> [Artikel]:
┌──
![]() |
Oleh : Prof. Duski Samad Tuanku Mudo
Keragaman itu potensi disampaikan H. Fadli Amran, Walikota Padang saat melantik pengurus FKUB Kota Padang, periode 2025-2030, Rabu, 14 Mei 2025.
Pernyataan di atas mengindikasi jiwa inklusif dan progresif sang walikota yang sekaligus memberikan ruang yang cukup bagi semua pihak untuk bersama-sama membangun kota yang sering disuarakannya untuk kejayaan Kota Padang.
Beberapa waktu sebelum ini ada suara miring tentang relasi sosial dan hubungan antar umat yang distigma tidak produktif oleh kelompok tertentu. Persepsi negatif itu berbanding terbalik dengan realitasnya. Awal tahun 2025 ini Kota Padang dinobatkan Kota Inklusi sosial terbaik. Lebih lagi optimisme kuatnya toleransi terbaca pada pernyataan walikota di atas.
└──
> [Soal Latihan 1]: Ketik ulang bagian baris data mulai dari awal baris data sampai dengan baris yang memuat "The second slope 44 is at (390, 352).", kedua ujungnya ikut disertakan. Jangan sertakan gambar dalam jawaban.
Artikel dan baris data ini adalah bahan yang terpisah satu sama lain.

> [Data Tersedia]:
┌──
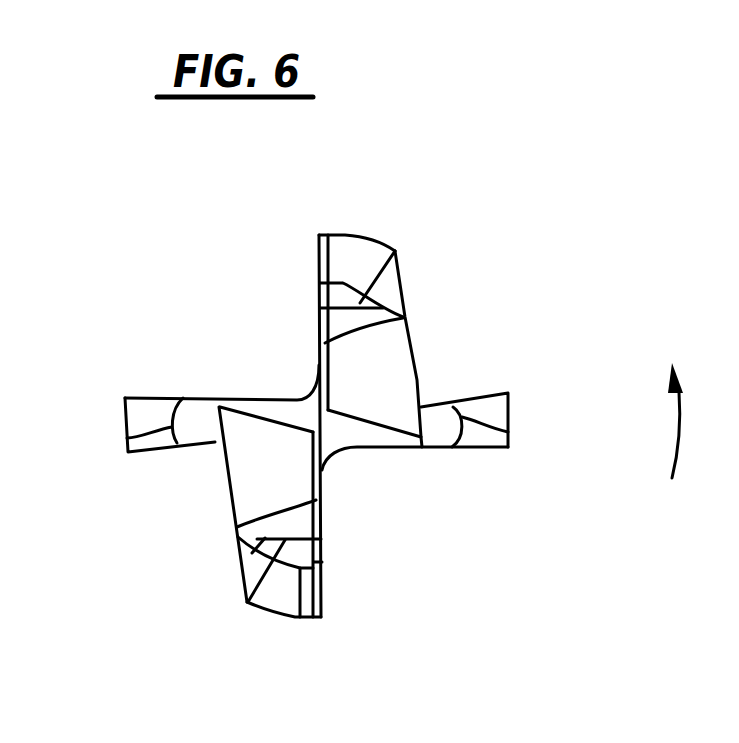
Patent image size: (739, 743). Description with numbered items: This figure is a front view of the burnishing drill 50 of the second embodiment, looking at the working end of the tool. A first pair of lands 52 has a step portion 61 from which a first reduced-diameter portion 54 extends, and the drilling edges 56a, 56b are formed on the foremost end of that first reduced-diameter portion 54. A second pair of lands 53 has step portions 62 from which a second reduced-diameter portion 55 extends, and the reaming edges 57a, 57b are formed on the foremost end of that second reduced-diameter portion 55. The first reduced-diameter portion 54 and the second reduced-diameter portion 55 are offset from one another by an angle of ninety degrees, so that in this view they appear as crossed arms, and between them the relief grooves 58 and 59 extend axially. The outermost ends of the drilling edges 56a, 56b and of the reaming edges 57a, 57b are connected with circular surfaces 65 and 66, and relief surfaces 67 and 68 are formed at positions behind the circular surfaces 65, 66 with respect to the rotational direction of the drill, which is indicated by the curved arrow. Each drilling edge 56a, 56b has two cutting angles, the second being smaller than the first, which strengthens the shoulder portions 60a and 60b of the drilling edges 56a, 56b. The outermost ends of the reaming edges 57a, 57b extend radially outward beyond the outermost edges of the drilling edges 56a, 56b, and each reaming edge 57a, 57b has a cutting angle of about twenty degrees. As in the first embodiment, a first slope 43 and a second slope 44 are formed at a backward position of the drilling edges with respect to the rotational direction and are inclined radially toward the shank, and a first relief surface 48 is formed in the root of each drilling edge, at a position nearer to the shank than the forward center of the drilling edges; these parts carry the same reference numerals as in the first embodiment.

The first slope 43 is at (417, 311).
The second slope 44 is at (390, 352).
The first relief surface 48 is at (297, 397).
The burnishing drill 50 is at (256, 385).
The first pair of lands 52 is at (380, 235).
The second pair of lands 53 is at (120, 402).
The first reduced-diameter portion 54 is at (397, 251).
The second reduced-diameter portion 55 is at (178, 403).
The drilling edge 56a is at (317, 340).
The drilling edge 56b is at (322, 527).
The reaming edge 57a is at (443, 404).
The reaming edge 57b is at (185, 443).
The relief groove 58 is at (417, 375).
The relief groove 59 is at (300, 387).
The shoulder portion 60a is at (323, 234).
The shoulder portion 60b is at (322, 562).
The step portion 61 is at (360, 248).
The step portion 62 is at (137, 415).
The circular surface 65 is at (342, 283).
The circular surface 66 is at (127, 438).
The relief surface 67 is at (392, 243).
The relief surface 68 is at (153, 398).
└──
> [Soal Latihan 2]:
Jawab pertanyaan berikut berdasarkan artikel tentang keragaman di Kota Padang.
(a) Siapa yang menyampaikan bahwa keragaman itu potensi?
(b) Untuk periode berapa pengurus FKUB Kota Padang dilantik?
(c) Pada awal tahun 2025, Kota Padang dinobatkan sebagai apa?

> [Jawaban Latihan 1]:
Patent image size: (739, 743). Description with numbered items: This figure is a front view of the burnishing drill 50 of the second embodiment, looking at the working end of the tool. A first pair of lands 52 has a step portion 61 from which a first reduced-diameter portion 54 extends, and the drilling edges 56a, 56b are formed on the foremost end of that first reduced-diameter portion 54. A second pair of lands 53 has step portions 62 from which a second reduced-diameter portion 55 extends, and the reaming edges 57a, 57b are formed on the foremost end of that second reduced-diameter portion 55. The first reduced-diameter portion 54 and the second reduced-diameter portion 55 are offset from one another by an angle of ninety degrees, so that in this view they appear as crossed arms, and between them the relief grooves 58 and 59 extend axially. The outermost ends of the drilling edges 56a, 56b and of the reaming edges 57a, 57b are connected with circular surfaces 65 and 66, and relief surfaces 67 and 68 are formed at positions behind the circular surfaces 65, 66 with respect to the rotational direction of the drill, which is indicated by the curved arrow. Each drilling edge 56a, 56b has two cutting angles, the second being smaller than the first, which strengthens the shoulder portions 60a and 60b of the drilling edges 56a, 56b. The outermost ends of the reaming edges 57a, 57b extend radially outward beyond the outermost edges of the drilling edges 56a, 56b, and each reaming edge 57a, 57b has a cutting angle of about twenty degrees. As in the first embodiment, a first slope 43 and a second slope 44 are formed at a backward position of the drilling edges with respect to the rotational direction and are inclined radially toward the shank, and a first relief surface 48 is formed in the root of each drilling edge, at a position nearer to the shank than the forward center of the drilling edges; these parts carry the same reference numerals as in the first embodiment.

The first slope 43 is at (417, 311).
The second slope 44 is at (390, 352).

> [Jawaban Latihan 2]:
(a) H. Fadli Amran, Walikota Padang.
(b) Periode 2025-2030.
(c) Kota Inklusi sosial terbaik.